* **Collected data entries**
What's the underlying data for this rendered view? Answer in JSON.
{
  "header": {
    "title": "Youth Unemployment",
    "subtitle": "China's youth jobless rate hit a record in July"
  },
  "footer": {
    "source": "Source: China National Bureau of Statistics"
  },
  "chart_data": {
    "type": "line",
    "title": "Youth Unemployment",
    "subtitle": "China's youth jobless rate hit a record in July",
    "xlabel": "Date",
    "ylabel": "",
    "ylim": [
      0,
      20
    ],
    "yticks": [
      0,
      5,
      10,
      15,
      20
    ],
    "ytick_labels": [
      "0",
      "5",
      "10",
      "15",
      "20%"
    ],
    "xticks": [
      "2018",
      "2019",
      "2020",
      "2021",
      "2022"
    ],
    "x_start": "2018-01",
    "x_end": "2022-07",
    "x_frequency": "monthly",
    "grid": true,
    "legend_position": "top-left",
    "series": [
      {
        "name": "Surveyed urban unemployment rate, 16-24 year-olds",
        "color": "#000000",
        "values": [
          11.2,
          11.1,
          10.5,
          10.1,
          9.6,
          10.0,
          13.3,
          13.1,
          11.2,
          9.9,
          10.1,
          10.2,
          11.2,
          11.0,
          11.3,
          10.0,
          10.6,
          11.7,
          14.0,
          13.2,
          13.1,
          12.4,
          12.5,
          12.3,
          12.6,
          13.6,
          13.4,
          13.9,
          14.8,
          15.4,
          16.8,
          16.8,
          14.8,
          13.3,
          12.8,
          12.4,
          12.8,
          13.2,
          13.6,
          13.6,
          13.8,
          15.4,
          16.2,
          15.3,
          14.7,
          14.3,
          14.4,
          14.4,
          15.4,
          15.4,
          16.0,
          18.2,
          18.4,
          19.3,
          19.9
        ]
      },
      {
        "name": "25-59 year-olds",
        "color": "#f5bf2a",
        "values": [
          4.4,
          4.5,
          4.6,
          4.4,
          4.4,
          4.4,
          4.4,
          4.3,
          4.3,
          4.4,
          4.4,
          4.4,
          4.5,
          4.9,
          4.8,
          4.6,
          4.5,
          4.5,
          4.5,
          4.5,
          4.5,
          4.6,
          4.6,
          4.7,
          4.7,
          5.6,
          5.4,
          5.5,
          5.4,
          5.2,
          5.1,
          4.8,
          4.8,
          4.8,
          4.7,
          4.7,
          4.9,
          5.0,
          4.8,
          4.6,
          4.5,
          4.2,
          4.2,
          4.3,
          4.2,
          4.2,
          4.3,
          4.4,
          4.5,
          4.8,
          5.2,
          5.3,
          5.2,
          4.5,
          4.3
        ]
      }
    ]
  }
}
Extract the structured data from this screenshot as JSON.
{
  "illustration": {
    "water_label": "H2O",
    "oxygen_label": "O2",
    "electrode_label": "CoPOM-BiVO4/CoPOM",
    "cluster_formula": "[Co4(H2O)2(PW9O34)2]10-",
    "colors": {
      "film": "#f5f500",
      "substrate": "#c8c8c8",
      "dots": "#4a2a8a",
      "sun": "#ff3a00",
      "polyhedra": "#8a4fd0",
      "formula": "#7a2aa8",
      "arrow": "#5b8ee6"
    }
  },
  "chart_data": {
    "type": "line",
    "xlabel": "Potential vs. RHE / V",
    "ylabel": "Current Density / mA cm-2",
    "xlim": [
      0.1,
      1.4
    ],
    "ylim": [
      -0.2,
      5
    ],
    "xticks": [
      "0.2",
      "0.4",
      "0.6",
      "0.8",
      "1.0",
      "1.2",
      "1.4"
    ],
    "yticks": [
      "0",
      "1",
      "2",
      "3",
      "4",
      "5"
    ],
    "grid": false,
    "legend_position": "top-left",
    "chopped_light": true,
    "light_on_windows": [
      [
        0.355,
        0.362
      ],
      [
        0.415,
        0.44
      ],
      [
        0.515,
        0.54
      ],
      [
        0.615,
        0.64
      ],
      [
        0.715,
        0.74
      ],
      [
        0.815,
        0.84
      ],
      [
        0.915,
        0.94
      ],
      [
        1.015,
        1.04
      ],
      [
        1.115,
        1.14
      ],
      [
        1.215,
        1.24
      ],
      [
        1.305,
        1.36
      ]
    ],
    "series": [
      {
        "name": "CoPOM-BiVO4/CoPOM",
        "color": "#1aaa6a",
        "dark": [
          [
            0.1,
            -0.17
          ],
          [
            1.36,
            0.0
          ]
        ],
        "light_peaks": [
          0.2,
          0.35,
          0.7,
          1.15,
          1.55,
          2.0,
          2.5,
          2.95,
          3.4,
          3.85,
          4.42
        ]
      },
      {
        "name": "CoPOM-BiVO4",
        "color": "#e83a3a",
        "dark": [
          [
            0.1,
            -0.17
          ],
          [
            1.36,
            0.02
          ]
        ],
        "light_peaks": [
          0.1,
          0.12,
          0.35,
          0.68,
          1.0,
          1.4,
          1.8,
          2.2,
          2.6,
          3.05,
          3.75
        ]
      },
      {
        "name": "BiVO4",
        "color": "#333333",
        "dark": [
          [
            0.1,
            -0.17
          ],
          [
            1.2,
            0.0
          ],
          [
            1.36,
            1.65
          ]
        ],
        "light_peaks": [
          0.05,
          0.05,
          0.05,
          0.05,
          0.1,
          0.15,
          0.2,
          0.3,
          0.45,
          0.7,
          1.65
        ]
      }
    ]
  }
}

* **Exercise task**
Restate the listing above word for word.

* **In response**
What's the underlying data for this rendered view? Answer in JSON.
{
  "header": {
    "title": "Youth Unemployment",
    "subtitle": "China's youth jobless rate hit a record in July"
  },
  "footer": {
    "source": "Source: China National Bureau of Statistics"
  },
  "chart_data": {
    "type": "line",
    "title": "Youth Unemployment",
    "subtitle": "China's youth jobless rate hit a record in July",
    "xlabel": "Date",
    "ylabel": "",
    "ylim": [
      0,
      20
    ],
    "yticks": [
      0,
      5,
      10,
      15,
      20
    ],
    "ytick_labels": [
      "0",
      "5",
      "10",
      "15",
      "20%"
    ],
    "xticks": [
      "2018",
      "2019",
      "2020",
      "2021",
      "2022"
    ],
    "x_start": "2018-01",
    "x_end": "2022-07",
    "x_frequency": "monthly",
    "grid": true,
    "legend_position": "top-left",
    "series": [
      {
        "name": "Surveyed urban unemployment rate, 16-24 year-olds",
        "color": "#000000",
        "values": [
          11.2,
          11.1,
          10.5,
          10.1,
          9.6,
          10.0,
          13.3,
          13.1,
          11.2,
          9.9,
          10.1,
          10.2,
          11.2,
          11.0,
          11.3,
          10.0,
          10.6,
          11.7,
          14.0,
          13.2,
          13.1,
          12.4,
          12.5,
          12.3,
          12.6,
          13.6,
          13.4,
          13.9,
          14.8,
          15.4,
          16.8,
          16.8,
          14.8,
          13.3,
          12.8,
          12.4,
          12.8,
          13.2,
          13.6,
          13.6,
          13.8,
          15.4,
          16.2,
          15.3,
          14.7,
          14.3,
          14.4,
          14.4,
          15.4,
          15.4,
          16.0,
          18.2,
          18.4,
          19.3,
          19.9
        ]
      },
      {
        "name": "25-59 year-olds",
        "color": "#f5bf2a",
        "values": [
          4.4,
          4.5,
          4.6,
          4.4,
          4.4,
          4.4,
          4.4,
          4.3,
          4.3,
          4.4,
          4.4,
          4.4,
          4.5,
          4.9,
          4.8,
          4.6,
          4.5,
          4.5,
          4.5,
          4.5,
          4.5,
          4.6,
          4.6,
          4.7,
          4.7,
          5.6,
          5.4,
          5.5,
          5.4,
          5.2,
          5.1,
          4.8,
          4.8,
          4.8,
          4.7,
          4.7,
          4.9,
          5.0,
          4.8,
          4.6,
          4.5,
          4.2,
          4.2,
          4.3,
          4.2,
          4.2,
          4.3,
          4.4,
          4.5,
          4.8,
          5.2,
          5.3,
          5.2,
          4.5,
          4.3
        ]
      }
    ]
  }
}
Extract the structured data from this screenshot as JSON.
{
  "illustration": {
    "water_label": "H2O",
    "oxygen_label": "O2",
    "electrode_label": "CoPOM-BiVO4/CoPOM",
    "cluster_formula": "[Co4(H2O)2(PW9O34)2]10-",
    "colors": {
      "film": "#f5f500",
      "substrate": "#c8c8c8",
      "dots": "#4a2a8a",
      "sun": "#ff3a00",
      "polyhedra": "#8a4fd0",
      "formula": "#7a2aa8",
      "arrow": "#5b8ee6"
    }
  },
  "chart_data": {
    "type": "line",
    "xlabel": "Potential vs. RHE / V",
    "ylabel": "Current Density / mA cm-2",
    "xlim": [
      0.1,
      1.4
    ],
    "ylim": [
      -0.2,
      5
    ],
    "xticks": [
      "0.2",
      "0.4",
      "0.6",
      "0.8",
      "1.0",
      "1.2",
      "1.4"
    ],
    "yticks": [
      "0",
      "1",
      "2",
      "3",
      "4",
      "5"
    ],
    "grid": false,
    "legend_position": "top-left",
    "chopped_light": true,
    "light_on_windows": [
      [
        0.355,
        0.362
      ],
      [
        0.415,
        0.44
      ],
      [
        0.515,
        0.54
      ],
      [
        0.615,
        0.64
      ],
      [
        0.715,
        0.74
      ],
      [
        0.815,
        0.84
      ],
      [
        0.915,
        0.94
      ],
      [
        1.015,
        1.04
      ],
      [
        1.115,
        1.14
      ],
      [
        1.215,
        1.24
      ],
      [
        1.305,
        1.36
      ]
    ],
    "series": [
      {
        "name": "CoPOM-BiVO4/CoPOM",
        "color": "#1aaa6a",
        "dark": [
          [
            0.1,
            -0.17
          ],
          [
            1.36,
            0.0
          ]
        ],
        "light_peaks": [
          0.2,
          0.35,
          0.7,
          1.15,
          1.55,
          2.0,
          2.5,
          2.95,
          3.4,
          3.85,
          4.42
        ]
      },
      {
        "name": "CoPOM-BiVO4",
        "color": "#e83a3a",
        "dark": [
          [
            0.1,
            -0.17
          ],
          [
            1.36,
            0.02
          ]
        ],
        "light_peaks": [
          0.1,
          0.12,
          0.35,
          0.68,
          1.0,
          1.4,
          1.8,
          2.2,
          2.6,
          3.05,
          3.75
        ]
      },
      {
        "name": "BiVO4",
        "color": "#333333",
        "dark": [
          [
            0.1,
            -0.17
          ],
          [
            1.2,
            0.0
          ],
          [
            1.36,
            1.65
          ]
        ],
        "light_peaks": [
          0.05,
          0.05,
          0.05,
          0.05,
          0.1,
          0.15,
          0.2,
          0.3,
          0.45,
          0.7,
          1.65
        ]
      }
    ]
  }
}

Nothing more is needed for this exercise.